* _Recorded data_
+ + + +
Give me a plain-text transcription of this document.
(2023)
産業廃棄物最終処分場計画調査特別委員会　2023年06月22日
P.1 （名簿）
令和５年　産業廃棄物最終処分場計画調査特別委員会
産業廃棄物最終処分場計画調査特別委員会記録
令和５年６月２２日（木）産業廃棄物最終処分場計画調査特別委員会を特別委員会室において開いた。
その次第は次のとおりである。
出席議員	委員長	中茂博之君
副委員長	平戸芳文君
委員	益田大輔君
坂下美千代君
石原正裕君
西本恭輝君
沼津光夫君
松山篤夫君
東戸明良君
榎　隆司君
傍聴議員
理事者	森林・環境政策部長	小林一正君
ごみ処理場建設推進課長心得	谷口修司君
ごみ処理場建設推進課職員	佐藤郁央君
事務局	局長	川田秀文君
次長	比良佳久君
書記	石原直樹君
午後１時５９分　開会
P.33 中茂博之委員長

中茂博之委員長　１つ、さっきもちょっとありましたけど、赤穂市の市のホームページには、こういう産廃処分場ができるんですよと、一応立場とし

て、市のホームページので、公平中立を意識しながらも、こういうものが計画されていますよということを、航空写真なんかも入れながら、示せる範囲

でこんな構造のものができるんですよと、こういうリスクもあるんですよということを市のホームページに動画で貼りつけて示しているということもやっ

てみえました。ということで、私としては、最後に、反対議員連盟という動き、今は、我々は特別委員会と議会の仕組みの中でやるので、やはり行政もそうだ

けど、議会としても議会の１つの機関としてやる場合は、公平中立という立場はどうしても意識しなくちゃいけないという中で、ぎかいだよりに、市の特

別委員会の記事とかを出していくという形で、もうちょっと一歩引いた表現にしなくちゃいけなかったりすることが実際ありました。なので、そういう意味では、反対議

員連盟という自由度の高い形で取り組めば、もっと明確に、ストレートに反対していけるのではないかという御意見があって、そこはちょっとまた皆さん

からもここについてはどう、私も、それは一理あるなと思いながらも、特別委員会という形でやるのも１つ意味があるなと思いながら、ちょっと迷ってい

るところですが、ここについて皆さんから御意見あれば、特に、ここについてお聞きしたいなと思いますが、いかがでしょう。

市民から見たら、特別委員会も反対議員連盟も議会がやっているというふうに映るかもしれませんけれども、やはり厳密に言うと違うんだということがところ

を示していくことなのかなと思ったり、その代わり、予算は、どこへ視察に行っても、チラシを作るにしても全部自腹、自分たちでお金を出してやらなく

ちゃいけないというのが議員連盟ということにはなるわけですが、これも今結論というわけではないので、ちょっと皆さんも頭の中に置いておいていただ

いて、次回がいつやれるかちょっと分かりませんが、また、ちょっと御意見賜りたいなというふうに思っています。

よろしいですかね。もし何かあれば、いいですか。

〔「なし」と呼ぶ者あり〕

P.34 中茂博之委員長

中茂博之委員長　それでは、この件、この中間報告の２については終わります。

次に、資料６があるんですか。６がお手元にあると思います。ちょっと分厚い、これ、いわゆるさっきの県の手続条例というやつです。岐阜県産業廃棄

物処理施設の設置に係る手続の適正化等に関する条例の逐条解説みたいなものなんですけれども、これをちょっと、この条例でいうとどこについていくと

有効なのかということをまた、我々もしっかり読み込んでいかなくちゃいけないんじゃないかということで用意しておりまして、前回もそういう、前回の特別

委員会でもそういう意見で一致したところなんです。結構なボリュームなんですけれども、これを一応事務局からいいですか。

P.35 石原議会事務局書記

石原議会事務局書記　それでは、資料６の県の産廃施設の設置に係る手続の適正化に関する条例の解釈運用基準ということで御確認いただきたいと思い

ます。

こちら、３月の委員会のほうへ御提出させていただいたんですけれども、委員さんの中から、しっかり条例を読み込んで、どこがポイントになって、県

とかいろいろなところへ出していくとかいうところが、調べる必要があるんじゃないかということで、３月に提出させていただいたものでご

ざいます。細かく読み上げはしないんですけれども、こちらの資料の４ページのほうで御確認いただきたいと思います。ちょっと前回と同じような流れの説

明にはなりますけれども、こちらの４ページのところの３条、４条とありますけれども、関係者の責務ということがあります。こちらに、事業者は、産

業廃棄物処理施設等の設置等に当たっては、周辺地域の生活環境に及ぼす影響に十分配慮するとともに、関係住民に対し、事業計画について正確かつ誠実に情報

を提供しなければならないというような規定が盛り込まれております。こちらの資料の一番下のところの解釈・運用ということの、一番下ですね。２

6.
+ + + +
* _Written request_
How many lines of the records contain the string "石原議会事務局書記"? Respond with the number alone.

* _Result_
2